* EXERCISE OBJECTIVE
Using the entries that follow, collect the lines where the word "CamperOzan" appears.
* Begin PROVIDED DATA *
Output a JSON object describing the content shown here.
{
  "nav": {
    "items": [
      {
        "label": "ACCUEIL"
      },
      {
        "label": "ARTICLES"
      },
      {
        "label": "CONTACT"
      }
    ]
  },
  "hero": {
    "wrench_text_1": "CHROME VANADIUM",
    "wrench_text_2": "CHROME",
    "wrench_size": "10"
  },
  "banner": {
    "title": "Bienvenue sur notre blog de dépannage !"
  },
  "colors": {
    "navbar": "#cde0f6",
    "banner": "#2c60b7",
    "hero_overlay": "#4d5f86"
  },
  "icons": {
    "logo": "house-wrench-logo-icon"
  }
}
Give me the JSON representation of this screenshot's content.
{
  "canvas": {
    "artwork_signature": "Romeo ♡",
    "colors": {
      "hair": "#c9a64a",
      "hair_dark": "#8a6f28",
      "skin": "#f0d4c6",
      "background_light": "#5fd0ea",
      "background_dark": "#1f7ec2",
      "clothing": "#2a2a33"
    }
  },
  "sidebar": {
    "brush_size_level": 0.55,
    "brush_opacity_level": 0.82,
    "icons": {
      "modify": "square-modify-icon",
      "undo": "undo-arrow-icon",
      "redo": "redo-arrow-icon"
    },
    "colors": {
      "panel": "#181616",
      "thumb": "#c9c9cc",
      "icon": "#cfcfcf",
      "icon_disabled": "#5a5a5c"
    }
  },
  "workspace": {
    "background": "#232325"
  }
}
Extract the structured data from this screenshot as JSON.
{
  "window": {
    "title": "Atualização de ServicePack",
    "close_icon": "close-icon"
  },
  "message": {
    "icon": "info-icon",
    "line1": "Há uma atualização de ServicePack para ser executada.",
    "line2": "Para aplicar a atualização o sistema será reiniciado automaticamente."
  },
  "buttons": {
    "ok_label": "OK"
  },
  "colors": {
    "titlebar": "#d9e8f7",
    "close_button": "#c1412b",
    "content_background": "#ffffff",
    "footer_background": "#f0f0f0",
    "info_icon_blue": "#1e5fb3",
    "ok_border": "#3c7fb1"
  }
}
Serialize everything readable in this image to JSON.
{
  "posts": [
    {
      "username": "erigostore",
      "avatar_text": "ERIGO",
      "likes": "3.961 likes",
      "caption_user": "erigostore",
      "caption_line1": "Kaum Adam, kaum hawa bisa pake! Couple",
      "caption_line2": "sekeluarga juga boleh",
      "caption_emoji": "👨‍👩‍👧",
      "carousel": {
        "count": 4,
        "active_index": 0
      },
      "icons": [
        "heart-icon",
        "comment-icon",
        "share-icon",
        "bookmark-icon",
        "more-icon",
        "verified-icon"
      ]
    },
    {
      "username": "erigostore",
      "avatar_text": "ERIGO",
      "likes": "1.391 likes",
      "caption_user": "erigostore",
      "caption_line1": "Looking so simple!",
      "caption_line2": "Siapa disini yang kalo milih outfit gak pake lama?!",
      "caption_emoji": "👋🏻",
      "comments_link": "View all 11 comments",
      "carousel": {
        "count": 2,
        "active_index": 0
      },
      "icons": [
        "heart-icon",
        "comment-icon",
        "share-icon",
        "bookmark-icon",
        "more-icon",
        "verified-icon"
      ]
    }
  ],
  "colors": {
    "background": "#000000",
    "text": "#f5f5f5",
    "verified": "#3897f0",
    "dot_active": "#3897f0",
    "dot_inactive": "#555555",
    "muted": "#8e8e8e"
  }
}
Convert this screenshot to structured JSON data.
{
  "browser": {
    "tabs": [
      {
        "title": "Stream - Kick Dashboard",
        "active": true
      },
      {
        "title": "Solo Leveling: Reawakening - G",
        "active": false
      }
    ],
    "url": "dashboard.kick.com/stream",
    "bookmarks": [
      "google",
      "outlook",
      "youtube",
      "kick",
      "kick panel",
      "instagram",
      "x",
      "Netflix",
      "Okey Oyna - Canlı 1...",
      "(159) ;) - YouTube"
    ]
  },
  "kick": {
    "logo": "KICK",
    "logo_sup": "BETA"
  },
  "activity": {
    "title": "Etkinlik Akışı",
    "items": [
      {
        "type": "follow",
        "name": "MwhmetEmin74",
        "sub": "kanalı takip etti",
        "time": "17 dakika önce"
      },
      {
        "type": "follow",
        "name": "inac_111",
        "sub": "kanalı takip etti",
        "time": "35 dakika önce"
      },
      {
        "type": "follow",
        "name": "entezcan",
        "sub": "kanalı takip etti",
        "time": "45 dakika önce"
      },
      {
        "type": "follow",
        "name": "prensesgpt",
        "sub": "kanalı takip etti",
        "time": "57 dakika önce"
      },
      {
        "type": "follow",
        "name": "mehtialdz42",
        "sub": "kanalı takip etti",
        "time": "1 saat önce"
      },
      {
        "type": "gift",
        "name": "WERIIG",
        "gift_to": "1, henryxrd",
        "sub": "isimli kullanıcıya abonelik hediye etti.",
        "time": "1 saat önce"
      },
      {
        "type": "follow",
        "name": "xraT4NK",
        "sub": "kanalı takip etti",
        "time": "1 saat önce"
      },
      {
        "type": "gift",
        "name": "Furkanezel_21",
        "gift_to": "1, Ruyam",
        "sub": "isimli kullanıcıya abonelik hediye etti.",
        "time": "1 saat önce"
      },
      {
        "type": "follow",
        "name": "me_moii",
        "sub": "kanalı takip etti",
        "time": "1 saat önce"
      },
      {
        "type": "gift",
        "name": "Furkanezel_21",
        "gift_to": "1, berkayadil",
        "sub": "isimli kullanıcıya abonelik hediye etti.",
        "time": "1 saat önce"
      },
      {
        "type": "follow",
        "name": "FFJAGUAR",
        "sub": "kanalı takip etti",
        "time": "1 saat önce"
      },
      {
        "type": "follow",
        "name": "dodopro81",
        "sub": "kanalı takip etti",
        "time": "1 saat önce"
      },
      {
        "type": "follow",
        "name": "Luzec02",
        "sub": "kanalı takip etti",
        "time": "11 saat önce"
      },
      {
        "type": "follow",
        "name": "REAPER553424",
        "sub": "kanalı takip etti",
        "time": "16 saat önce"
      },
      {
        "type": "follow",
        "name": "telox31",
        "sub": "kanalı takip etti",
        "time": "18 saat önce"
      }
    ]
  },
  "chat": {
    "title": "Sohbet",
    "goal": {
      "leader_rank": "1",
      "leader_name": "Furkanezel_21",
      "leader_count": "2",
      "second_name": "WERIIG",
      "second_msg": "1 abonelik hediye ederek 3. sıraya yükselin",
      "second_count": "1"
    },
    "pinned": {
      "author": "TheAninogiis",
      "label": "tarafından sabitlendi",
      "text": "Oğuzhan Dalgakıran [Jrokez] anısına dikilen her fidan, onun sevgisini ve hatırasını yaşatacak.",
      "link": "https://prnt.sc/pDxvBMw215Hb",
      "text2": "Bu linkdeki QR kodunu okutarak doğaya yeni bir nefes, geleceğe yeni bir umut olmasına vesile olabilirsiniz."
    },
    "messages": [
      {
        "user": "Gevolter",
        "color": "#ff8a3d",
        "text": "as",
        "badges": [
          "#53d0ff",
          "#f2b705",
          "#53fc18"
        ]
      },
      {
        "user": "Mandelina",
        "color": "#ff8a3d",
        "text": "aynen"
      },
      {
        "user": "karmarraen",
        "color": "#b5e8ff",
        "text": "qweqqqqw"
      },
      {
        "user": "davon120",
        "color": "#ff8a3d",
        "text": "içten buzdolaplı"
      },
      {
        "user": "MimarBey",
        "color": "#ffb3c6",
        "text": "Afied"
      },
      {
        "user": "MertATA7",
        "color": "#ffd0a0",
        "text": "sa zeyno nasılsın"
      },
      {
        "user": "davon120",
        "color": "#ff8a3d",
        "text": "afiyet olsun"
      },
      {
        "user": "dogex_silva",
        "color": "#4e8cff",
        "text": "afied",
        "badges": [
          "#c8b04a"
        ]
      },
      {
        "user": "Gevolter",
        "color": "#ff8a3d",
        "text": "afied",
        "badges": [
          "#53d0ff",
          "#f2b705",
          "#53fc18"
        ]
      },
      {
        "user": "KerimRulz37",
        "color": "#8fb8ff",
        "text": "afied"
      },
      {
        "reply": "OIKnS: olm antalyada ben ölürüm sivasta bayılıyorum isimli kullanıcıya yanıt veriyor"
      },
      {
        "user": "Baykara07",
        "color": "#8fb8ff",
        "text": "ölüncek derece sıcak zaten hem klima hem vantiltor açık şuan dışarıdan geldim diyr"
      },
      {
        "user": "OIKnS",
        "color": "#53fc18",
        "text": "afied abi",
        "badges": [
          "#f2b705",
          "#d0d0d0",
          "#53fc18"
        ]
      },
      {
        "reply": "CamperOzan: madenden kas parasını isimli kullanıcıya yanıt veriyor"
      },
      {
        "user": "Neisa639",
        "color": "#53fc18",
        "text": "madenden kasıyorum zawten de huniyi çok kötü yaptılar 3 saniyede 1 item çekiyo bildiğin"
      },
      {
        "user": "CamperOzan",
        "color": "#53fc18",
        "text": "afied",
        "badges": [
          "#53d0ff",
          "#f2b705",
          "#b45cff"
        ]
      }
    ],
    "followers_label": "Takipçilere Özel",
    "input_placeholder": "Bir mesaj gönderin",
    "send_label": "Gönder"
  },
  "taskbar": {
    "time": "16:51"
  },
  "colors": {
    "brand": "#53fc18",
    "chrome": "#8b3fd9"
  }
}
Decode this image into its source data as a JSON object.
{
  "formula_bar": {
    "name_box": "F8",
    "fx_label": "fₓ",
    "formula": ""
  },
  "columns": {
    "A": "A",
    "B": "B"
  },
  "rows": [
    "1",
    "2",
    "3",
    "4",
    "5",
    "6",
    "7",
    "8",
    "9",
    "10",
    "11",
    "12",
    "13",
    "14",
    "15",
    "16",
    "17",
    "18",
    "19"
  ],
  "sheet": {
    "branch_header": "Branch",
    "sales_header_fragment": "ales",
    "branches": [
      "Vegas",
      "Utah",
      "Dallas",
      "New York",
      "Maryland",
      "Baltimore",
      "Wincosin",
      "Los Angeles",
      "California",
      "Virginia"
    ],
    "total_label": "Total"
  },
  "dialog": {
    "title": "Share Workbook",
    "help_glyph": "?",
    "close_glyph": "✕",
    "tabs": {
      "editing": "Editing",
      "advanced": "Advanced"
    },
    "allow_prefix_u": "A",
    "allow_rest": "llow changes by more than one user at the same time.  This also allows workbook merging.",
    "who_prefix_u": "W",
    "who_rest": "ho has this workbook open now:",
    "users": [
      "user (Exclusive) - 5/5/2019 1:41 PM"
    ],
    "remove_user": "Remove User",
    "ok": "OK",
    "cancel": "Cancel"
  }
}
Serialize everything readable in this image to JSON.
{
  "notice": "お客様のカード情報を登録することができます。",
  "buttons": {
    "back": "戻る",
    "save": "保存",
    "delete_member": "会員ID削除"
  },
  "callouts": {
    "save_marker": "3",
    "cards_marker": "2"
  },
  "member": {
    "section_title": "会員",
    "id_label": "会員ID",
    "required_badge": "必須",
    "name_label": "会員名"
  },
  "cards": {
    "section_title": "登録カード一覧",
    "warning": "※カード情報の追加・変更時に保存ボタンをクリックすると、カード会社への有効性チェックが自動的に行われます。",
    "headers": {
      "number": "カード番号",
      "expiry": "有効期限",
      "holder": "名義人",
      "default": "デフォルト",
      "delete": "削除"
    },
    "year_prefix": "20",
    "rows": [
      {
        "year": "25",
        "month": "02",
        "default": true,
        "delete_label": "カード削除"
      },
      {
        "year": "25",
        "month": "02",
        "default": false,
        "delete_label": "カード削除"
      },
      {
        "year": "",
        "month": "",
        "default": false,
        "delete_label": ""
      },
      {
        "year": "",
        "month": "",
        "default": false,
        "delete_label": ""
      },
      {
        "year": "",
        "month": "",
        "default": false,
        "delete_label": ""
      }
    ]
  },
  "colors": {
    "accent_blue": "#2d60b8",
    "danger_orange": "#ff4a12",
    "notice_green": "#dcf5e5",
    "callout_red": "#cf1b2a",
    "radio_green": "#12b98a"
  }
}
* End PROVIDED DATA *
* EXERCISE OUTPUT
        "reply": "CamperOzan: madenden kas parasını isimli kullanıcıya yanıt veriyor"
        "user": "CamperOzan",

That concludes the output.